# Start of Supplied data
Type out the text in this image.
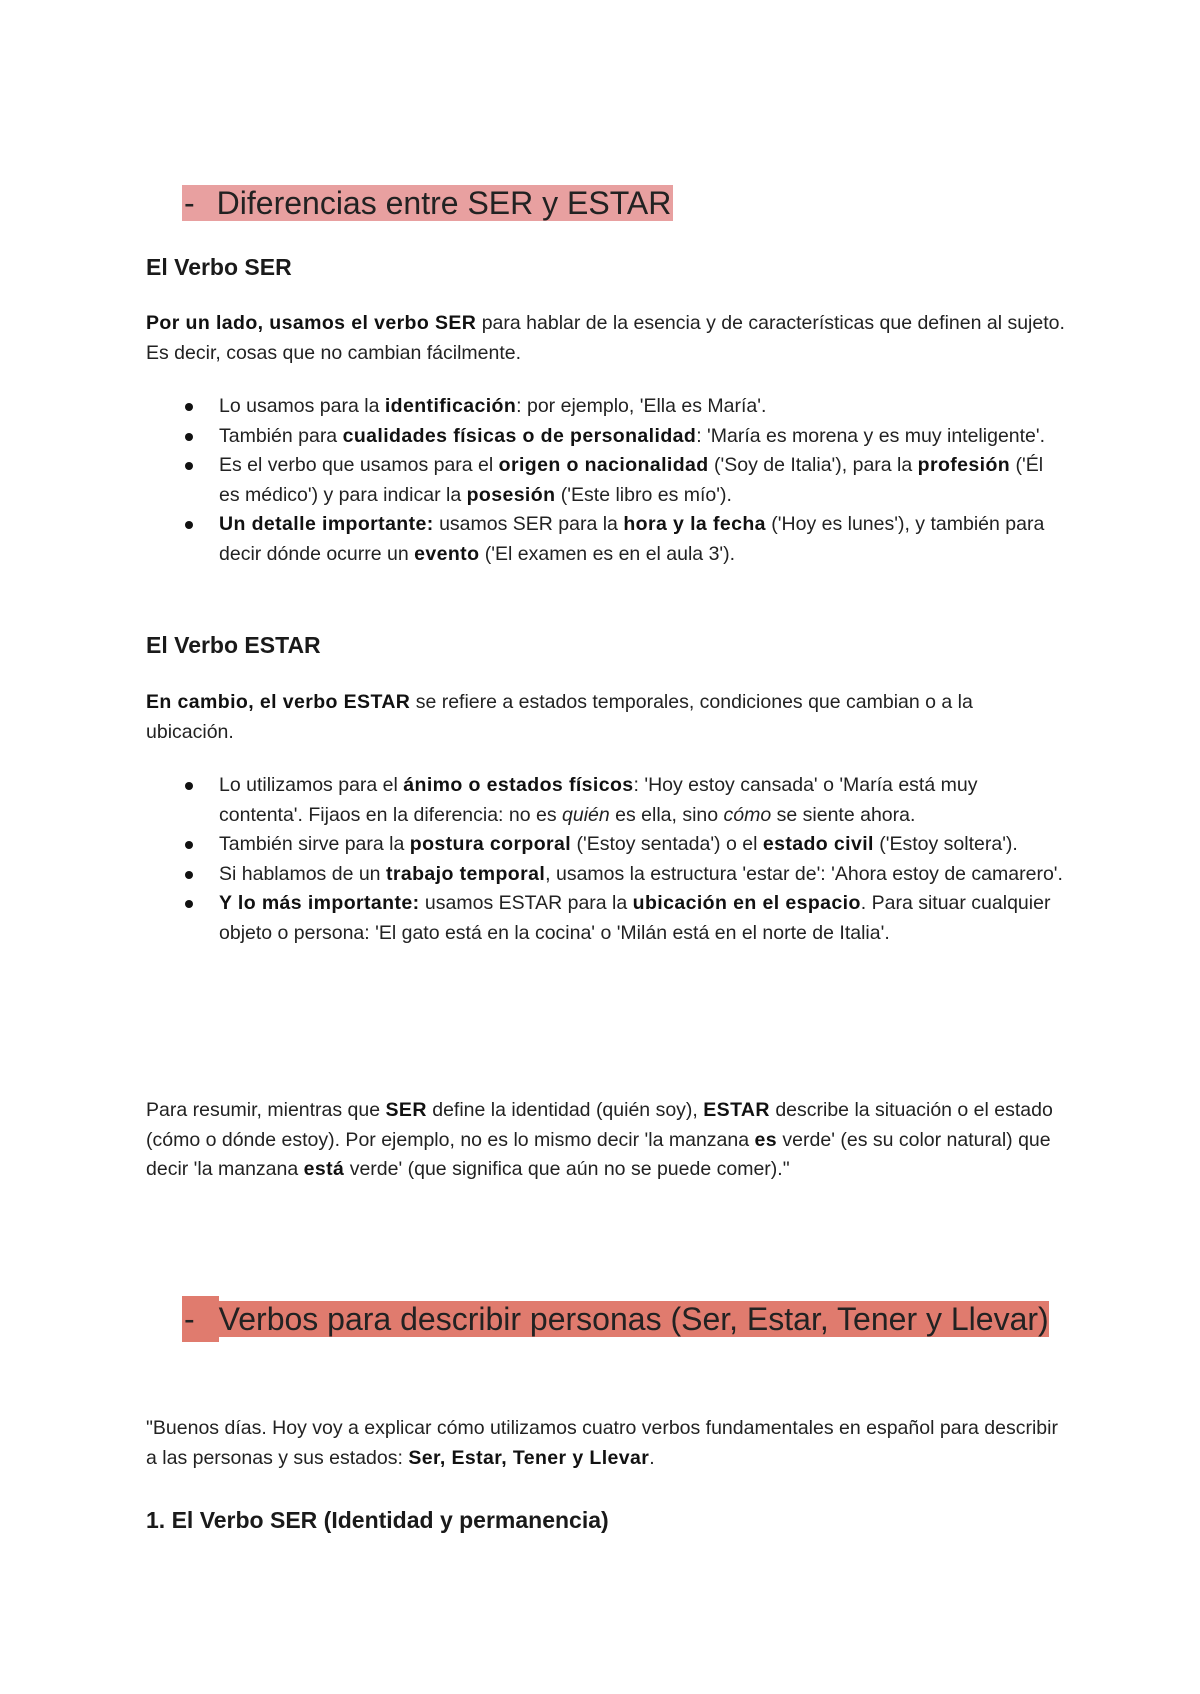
- Diferencias entre SER y ESTAR
El Verbo SER

Por un lado, usamos el verbo SER para hablar de la esencia y de características que definen al sujeto. Es decir, cosas que no cambian fácilmente.

Lo usamos para la identificación: por ejemplo, 'Ella es María'.
También para cualidades físicas o de personalidad: 'María es morena y es muy inteligente'.
Es el verbo que usamos para el origen o nacionalidad ('Soy de Italia'), para la profesión ('Él es médico') y para indicar la posesión ('Este libro es mío').
Un detalle importante: usamos SER para la hora y la fecha ('Hoy es lunes'), y también para decir dónde ocurre un evento ('El examen es en el aula 3').
El Verbo ESTAR

En cambio, el verbo ESTAR se refiere a estados temporales, condiciones que cambian o a la ubicación.

Lo utilizamos para el ánimo o estados físicos: 'Hoy estoy cansada' o 'María está muy contenta'. Fijaos en la diferencia: no es quién es ella, sino cómo se siente ahora.
También sirve para la postura corporal ('Estoy sentada') o el estado civil ('Estoy soltera').
Si hablamos de un trabajo temporal, usamos la estructura 'estar de': 'Ahora estoy de camarero'.
Y lo más importante: usamos ESTAR para la ubicación en el espacio. Para situar cualquier objeto o persona: 'El gato está en la cocina' o 'Milán está en el norte de Italia'.

Para resumir, mientras que SER define la identidad (quién soy), ESTAR describe la situación o el estado (cómo o dónde estoy). Por ejemplo, no es lo mismo decir 'la manzana es verde' (es su color natural) que decir 'la manzana está verde' (que significa que aún no se puede comer)."

- Verbos para describir personas (Ser, Estar, Tener y Llevar)

"Buenos días. Hoy voy a explicar cómo utilizamos cuatro verbos fundamentales en español para describir a las personas y sus estados: Ser, Estar, Tener y Llevar.

1. El Verbo SER (Identidad y permanencia)
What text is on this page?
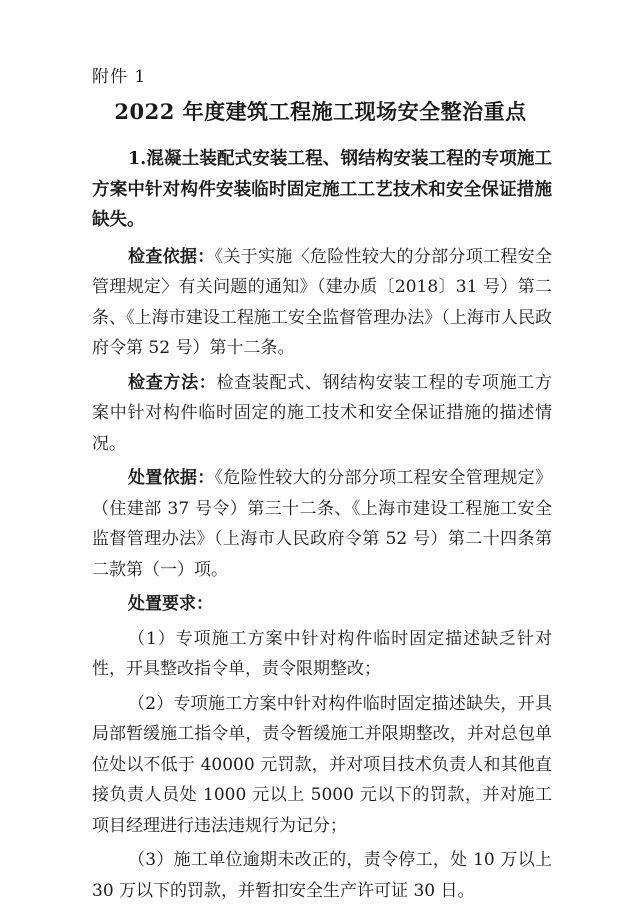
附件 1
2022 年度建筑工程施工现场安全整治重点

1.混凝土装配式安装工程、钢结构安装工程的专项施工方案中针对构件安装临时固定施工工艺技术和安全保证措施缺失。

检查依据：《关于实施〈危险性较大的分部分项工程安全管理规定〉有关问题的通知》（建办质〔2018〕31 号）第二条、《上海市建设工程施工安全监督管理办法》（上海市人民政府令第 52 号）第十二条。

检查方法：检查装配式、钢结构安装工程的专项施工方案中针对构件临时固定的施工技术和安全保证措施的描述情况。

处置依据：《危险性较大的分部分项工程安全管理规定》（住建部 37 号令）第三十二条、《上海市建设工程施工安全监督管理办法》（上海市人民政府令第 52 号）第二十四条第二款第（一）项。

处置要求：

（1）专项施工方案中针对构件临时固定描述缺乏针对性，开具整改指令单，责令限期整改；

（2）专项施工方案中针对构件临时固定描述缺失，开具局部暂缓施工指令单，责令暂缓施工并限期整改，并对总包单位处以不低于 40000 元罚款，并对项目技术负责人和其他直接负责人员处 1000 元以上 5000 元以下的罚款，并对施工项目经理进行违法违规行为记分；

（3）施工单位逾期未改正的，责令停工，处 10 万以上 30 万以下的罚款，并暂扣安全生产许可证 30 日。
# End of Supplied data
_To be done_
Look through the data and show every line containing "Llevar".

_Exercise solution_
- Verbos para describir personas (Ser, Estar, Tener y Llevar)
"Buenos días. Hoy voy a explicar cómo utilizamos cuatro verbos fundamentales en español para describir a las personas y sus estados: Ser, Estar, Tener y Llevar.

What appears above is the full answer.